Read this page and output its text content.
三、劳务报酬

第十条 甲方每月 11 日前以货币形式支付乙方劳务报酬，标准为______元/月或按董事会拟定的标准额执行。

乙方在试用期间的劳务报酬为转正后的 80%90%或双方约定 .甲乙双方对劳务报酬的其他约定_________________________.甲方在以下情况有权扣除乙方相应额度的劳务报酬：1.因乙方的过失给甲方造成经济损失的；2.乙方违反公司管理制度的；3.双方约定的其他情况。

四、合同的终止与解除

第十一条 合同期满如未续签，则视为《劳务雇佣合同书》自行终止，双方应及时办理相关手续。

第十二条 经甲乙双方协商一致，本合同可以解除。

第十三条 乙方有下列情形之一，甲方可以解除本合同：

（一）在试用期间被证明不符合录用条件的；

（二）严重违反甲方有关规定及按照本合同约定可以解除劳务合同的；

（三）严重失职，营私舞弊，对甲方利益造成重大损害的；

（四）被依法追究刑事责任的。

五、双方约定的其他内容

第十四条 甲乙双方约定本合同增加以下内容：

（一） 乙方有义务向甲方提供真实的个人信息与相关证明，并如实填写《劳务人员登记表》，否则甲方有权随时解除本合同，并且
━━━
#### What you need to do
Print all the data exactly.

#### Correct output
Read this page and output its text content.
三、劳务报酬

第十条 甲方每月 11 日前以货币形式支付乙方劳务报酬，标准为______元/月或按董事会拟定的标准额执行。

乙方在试用期间的劳务报酬为转正后的 80%90%或双方约定 .甲乙双方对劳务报酬的其他约定_________________________.甲方在以下情况有权扣除乙方相应额度的劳务报酬：1.因乙方的过失给甲方造成经济损失的；2.乙方违反公司管理制度的；3.双方约定的其他情况。

四、合同的终止与解除

第十一条 合同期满如未续签，则视为《劳务雇佣合同书》自行终止，双方应及时办理相关手续。

第十二条 经甲乙双方协商一致，本合同可以解除。

第十三条 乙方有下列情形之一，甲方可以解除本合同：

（一）在试用期间被证明不符合录用条件的；

（二）严重违反甲方有关规定及按照本合同约定可以解除劳务合同的；

（三）严重失职，营私舞弊，对甲方利益造成重大损害的；

（四）被依法追究刑事责任的。

五、双方约定的其他内容

第十四条 甲乙双方约定本合同增加以下内容：

（一） 乙方有义务向甲方提供真实的个人信息与相关证明，并如实填写《劳务人员登记表》，否则甲方有权随时解除本合同，并且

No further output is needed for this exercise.